Written task
Take every line from the listing below that includes "rasaerba" and copy it.

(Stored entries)
»»
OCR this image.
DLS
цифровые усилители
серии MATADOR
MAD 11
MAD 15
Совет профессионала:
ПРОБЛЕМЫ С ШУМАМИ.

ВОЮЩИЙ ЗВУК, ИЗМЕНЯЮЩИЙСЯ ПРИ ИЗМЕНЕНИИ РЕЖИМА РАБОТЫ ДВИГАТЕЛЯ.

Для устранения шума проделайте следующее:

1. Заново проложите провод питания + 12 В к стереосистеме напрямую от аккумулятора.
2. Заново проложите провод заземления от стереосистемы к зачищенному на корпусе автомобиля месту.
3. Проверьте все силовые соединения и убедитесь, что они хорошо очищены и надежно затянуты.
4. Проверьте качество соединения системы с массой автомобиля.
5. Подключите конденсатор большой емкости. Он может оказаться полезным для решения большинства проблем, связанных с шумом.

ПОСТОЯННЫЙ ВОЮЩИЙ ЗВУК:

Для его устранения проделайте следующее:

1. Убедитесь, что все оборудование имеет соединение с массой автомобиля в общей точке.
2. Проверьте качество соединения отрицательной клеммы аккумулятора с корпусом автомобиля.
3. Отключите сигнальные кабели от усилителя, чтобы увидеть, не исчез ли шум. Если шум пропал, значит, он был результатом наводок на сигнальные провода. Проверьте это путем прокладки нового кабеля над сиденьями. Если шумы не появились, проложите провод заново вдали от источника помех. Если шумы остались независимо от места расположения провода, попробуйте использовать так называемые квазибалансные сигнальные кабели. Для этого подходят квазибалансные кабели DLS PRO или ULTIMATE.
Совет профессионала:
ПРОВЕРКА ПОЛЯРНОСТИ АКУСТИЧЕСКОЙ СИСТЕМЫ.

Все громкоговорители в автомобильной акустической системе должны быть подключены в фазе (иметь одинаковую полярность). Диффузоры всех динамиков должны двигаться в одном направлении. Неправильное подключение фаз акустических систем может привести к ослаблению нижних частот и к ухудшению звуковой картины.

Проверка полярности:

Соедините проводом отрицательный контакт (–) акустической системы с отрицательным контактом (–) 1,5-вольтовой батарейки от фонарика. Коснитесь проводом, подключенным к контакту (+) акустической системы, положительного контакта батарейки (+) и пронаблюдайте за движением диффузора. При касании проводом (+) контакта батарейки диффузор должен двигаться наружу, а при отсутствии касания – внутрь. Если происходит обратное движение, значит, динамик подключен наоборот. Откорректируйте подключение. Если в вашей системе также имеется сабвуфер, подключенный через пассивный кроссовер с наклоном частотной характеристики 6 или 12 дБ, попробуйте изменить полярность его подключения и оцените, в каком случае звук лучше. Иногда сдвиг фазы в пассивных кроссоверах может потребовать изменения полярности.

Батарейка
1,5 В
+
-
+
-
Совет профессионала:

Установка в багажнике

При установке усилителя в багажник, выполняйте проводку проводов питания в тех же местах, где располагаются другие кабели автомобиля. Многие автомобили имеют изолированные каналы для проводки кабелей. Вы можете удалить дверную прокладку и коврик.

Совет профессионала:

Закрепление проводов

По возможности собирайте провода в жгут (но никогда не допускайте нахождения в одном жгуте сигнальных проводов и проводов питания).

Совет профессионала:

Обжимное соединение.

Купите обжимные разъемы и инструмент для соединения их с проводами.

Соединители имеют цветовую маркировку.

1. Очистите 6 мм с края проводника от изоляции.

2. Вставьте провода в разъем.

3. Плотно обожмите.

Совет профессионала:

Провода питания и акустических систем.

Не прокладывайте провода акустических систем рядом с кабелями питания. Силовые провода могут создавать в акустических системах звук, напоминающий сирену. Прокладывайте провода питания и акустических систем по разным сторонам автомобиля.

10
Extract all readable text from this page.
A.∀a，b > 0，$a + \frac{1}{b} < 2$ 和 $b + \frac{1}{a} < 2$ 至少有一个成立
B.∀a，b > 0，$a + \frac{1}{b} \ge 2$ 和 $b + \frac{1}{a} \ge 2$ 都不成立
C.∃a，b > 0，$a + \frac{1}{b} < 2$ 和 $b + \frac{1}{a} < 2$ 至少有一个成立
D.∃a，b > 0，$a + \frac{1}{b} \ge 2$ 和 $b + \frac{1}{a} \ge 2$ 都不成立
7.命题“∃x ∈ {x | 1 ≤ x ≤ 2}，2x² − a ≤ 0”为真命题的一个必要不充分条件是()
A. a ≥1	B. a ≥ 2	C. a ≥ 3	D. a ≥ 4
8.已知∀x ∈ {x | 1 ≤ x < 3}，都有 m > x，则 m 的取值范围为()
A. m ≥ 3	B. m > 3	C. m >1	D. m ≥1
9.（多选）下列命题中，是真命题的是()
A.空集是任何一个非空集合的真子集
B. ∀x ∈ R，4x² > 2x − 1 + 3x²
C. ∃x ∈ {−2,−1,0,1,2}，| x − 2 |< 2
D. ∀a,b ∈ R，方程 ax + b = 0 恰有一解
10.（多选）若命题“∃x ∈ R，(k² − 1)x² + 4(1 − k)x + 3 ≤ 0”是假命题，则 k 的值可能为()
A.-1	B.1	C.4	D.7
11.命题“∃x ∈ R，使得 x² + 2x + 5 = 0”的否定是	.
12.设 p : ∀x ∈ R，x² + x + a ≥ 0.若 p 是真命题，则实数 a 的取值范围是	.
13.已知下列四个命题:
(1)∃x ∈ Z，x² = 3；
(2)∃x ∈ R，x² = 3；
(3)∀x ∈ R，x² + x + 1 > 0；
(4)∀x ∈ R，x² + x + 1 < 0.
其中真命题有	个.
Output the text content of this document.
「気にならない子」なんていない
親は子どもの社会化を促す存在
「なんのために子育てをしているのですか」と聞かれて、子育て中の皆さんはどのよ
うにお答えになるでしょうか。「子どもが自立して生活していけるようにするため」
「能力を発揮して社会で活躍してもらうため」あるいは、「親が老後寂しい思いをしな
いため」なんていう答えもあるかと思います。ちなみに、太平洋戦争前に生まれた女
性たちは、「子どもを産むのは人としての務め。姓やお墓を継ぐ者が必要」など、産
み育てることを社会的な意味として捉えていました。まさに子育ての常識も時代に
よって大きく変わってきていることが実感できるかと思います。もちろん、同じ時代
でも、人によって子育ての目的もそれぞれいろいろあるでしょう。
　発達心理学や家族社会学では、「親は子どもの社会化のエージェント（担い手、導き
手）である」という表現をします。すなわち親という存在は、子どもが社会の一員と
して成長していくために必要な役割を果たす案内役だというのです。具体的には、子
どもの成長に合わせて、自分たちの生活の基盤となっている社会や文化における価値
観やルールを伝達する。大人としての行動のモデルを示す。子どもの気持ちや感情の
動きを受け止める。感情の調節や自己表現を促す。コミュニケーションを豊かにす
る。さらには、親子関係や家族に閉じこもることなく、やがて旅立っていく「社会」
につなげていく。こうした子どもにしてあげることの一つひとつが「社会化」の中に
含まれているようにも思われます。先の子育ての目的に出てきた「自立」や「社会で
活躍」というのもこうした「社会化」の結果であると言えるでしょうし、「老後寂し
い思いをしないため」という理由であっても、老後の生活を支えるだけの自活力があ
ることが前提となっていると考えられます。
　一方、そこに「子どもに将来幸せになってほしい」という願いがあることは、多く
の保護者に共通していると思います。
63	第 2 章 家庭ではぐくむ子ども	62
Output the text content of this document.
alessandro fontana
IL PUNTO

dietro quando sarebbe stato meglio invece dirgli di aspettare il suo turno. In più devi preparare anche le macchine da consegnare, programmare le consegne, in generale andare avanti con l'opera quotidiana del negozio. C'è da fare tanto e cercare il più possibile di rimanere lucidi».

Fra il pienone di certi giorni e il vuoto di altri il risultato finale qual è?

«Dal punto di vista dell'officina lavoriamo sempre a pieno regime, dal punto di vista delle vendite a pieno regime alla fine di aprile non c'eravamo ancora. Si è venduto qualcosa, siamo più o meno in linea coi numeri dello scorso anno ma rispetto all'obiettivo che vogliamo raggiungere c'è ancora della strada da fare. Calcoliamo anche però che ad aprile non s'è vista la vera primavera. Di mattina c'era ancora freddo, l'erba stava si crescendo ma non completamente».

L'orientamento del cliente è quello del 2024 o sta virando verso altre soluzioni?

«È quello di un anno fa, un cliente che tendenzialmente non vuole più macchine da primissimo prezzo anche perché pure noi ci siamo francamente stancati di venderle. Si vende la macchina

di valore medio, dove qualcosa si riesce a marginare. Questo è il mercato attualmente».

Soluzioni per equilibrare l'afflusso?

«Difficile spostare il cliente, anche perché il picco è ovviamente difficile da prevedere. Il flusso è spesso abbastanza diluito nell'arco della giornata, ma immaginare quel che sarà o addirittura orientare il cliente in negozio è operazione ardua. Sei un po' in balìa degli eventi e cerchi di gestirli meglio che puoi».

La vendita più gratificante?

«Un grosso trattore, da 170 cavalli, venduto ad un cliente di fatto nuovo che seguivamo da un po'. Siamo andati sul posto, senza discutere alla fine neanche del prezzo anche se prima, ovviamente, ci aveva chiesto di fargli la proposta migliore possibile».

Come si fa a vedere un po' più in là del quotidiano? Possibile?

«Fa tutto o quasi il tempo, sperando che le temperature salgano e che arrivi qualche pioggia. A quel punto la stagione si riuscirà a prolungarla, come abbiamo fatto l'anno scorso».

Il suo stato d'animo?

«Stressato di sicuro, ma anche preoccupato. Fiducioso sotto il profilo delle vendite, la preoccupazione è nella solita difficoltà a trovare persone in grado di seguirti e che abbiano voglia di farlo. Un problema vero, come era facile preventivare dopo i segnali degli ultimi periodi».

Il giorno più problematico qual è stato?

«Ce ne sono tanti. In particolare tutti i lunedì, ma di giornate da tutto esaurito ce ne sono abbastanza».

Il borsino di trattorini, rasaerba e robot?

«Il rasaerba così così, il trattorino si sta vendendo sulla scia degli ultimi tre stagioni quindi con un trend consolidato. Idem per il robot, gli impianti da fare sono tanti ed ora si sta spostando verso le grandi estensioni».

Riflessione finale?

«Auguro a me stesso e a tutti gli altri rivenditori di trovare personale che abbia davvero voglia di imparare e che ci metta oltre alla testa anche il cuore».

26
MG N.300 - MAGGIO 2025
««
Answer for this exercise
Il borsino di trattorini, rasaerba e robot?
«Il rasaerba così così, il trattorino si sta vendendo sulla scia degli ultimi tre stagioni quindi con un trend consolidato. Idem per il robot, gli impianti da fare sono tanti ed ora si sta spostando verso le grandi estensioni».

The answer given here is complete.